**Activity A**
Reproduce the section of the obesity passage that begins at the words "This is all" and stops after "in other ways.".
**Activity B**
Answer these questions using facts stated in the obesity passage.
(i) What BMI defines the "morbidly obese" category?
(ii) What organization is Tam Fry a spokesman for?
(iii) What 2011 population figure does the passage give for the UK?
**Activity C**
Write the next part of the obesity passage, picking up after its final sentence.

**Exercise text**
____________

But less than a quarter of English adults are obese, according to new figures released just before Christmas, a fraction almost unchanged since 2007. And the ‘morbidly obese’ category – BMI over 40, the ones for whom it really might be worth shedding a few pounds, medically speaking – also remains steady since 2009 at 2.5 per cent of the UK population.
If only one in 40 of us is in significant weight-related danger, why do the other 97.5 per cent of us need to be protected by the state against sugary cereals and fizzy drinks? Could it be because only a few of us have fallen, but all of us are in peril? Weak, foolish and easily led astray, we need to be frightened back on to the right path. Thus Tam Fry, spokesman for the National Obesity Forum - who has called for children to be monitored from birth for signs of obesity - told the Independent: ‘If people read this and decide they are not going to die… they may find themselves lifelong dependents on medical treatment for problems affecting the heart, liver, kidney and pancreas – to name only a few.’
Healthists?
“To get bigger numbers and fuel perception of a crisis”.
Nope, to avert a crisis. You don’t have to have 100% of the population affected before you do something with preventable problems. Obesity used to be very rare, but isn’t now and is continuing to increase e.g. obesity in UK was 6% males/8% females 1980 now it’s risen to 22% males/24% females 2008/09. We know with increasing rates there are increasing amounts of people with obesity related diseases, and this research you’ve given shows high health costs and early death (which means that the person can no longer contribute to society and has a poorer quality of life, unlike a person of normal weight). I’ll note here, it was all cause mortality that was looked at, would have been very interesting to see if they’d teased out the mortality stats of the specific diseases known to be related to obesity.
If the obesity rate has stayed static of late, great. Maybe the message is getting through and people are more aware of the health risks and trying to do something more than gradually gain more weight.
This is all preventable, just as many cases of lung cancer are preventable by stopping smoking. It’s not stupid or irrational for health authorities to say we need to address the issue, it is irrational to try and argue that it’s just an itty bitty problem. If it’s one in forty, that multiplied by millions of population (to use the UK the 2011 figure was 63,181,775) this does affect a significant amount of individuals, all of whom will need medical care and will have their lives adversely affected in other ways.

____________

**Data supplied**
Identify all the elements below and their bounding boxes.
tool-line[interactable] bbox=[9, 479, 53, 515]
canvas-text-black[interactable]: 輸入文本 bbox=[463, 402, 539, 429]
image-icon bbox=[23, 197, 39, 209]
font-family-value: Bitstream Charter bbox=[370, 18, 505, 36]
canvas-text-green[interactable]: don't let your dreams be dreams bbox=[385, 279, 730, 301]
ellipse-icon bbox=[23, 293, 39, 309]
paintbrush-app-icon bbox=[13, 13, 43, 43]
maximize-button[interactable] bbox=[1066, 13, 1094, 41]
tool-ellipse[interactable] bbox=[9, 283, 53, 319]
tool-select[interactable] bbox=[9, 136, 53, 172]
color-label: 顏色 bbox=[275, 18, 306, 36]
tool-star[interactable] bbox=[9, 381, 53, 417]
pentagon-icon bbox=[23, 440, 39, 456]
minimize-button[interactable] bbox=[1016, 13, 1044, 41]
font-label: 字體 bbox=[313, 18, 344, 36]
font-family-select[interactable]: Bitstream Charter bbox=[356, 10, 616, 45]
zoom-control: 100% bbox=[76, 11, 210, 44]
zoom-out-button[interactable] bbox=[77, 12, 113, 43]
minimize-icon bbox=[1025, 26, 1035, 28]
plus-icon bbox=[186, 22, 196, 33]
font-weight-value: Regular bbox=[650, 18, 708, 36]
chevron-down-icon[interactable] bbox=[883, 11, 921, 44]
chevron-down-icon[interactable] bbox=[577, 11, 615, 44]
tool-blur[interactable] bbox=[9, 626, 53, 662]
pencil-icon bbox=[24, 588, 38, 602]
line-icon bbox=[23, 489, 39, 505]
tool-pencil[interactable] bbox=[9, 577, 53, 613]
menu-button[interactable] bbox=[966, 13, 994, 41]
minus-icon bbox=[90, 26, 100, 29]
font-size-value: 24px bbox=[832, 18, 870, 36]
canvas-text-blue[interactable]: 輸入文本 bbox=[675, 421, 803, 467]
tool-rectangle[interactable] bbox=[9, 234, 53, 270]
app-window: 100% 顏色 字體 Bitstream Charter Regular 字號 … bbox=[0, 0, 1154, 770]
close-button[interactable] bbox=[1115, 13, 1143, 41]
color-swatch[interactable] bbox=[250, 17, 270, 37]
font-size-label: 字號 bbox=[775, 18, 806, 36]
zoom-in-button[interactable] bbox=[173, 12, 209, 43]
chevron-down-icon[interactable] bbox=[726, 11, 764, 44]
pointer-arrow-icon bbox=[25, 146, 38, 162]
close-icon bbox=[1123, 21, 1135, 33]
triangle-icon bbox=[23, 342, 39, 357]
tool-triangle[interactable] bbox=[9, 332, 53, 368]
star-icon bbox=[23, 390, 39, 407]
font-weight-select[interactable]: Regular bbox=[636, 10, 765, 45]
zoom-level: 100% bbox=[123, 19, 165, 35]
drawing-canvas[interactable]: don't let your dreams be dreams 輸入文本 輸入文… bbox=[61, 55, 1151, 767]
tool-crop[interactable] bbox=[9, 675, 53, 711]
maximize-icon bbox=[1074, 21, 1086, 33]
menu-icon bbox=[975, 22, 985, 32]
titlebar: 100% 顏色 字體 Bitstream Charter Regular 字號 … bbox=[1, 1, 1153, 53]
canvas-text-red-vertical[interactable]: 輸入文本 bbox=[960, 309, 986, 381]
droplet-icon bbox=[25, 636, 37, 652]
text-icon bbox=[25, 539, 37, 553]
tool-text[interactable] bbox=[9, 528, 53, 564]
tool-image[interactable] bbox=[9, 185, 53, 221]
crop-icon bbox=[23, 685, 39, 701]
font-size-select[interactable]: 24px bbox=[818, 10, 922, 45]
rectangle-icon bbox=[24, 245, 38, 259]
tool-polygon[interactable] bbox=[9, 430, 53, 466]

____________

**Exercise output A**
This is all preventable, just as many cases of lung cancer are preventable by stopping smoking. It’s not stupid or irrational for health authorities to say we need to address the issue, it is irrational to try and argue that it’s just an itty bitty problem. If it’s one in forty, that multiplied by millions of population (to use the UK the 2011 figure was 63,181,775) this does affect a significant amount of individuals, all of whom will need medical care and will have their lives adversely affected in other ways.

**Exercise output B**
(i) A BMI over 40.
(ii) The National Obesity Forum.
(iii) 63,181,775.

**Exercise output C**
It’s not aesthetics, you have to separate out the potential health effects from societies attitudes. Official messages point to the risks of obesity and try and promote positive messages to exercise, they don’t say anything about individuals or their beauty. Culturally, there is a stigma but that shouldn’t mean we ignore the issue and hide it. Instead, we should attempt to deal with both and say that shaming or otherwise diminishing people because of their size is simply wrong as well as addressing health issues relating to obesity.
“Why do the other 97.5 per cent of us need to be protected by the state against sugary cereals and fizzy drinks?
The state isn’t doing that, there are no bans on breakfast cereal or fizzy. They aren’t protecting anyone from squat, words saying a particular junk food taken in excess don’t do a thing, The education is not that strawman, but directed at healthy eating and exercise, with limits on the junk food instead of stopping people eating what they want. This sort of rhetoric doesn’t help, you need to address the public health message and why it is being said. Maybe it would be more productive to have a discussion about denial, and why people don’t want to hear that some things aren’t good.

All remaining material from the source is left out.